* [Exercise]: Gather up every line that includes the string "name".

#####

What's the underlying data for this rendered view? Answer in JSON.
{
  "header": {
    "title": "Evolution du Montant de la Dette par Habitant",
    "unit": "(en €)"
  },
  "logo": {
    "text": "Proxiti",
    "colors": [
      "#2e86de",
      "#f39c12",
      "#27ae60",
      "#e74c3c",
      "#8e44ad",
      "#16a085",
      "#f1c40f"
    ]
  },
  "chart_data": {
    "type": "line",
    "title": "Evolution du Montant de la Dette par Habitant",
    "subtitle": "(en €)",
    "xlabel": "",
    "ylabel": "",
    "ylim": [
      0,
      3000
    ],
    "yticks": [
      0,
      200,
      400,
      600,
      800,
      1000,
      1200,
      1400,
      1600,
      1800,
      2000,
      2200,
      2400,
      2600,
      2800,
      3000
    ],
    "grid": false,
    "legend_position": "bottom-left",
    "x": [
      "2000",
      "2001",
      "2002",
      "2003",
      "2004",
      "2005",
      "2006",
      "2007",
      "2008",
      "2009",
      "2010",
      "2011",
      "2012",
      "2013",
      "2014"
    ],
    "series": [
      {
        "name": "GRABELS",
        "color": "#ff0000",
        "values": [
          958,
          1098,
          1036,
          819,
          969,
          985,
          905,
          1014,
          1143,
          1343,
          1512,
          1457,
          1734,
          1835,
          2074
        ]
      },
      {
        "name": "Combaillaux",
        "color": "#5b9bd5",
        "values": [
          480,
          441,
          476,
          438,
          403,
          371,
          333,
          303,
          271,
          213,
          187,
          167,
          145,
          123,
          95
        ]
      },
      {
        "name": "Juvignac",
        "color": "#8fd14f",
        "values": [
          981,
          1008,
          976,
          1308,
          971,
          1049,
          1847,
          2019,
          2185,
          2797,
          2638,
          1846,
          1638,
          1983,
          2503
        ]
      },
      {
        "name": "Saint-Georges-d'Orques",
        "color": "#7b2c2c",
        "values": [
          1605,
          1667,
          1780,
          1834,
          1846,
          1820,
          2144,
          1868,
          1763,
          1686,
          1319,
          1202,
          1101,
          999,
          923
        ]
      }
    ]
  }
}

#####

* [Full response]:
        "name": "GRABELS",
        "name": "Combaillaux",
        "name": "Juvignac",
        "name": "Saint-Georges-d'Orques",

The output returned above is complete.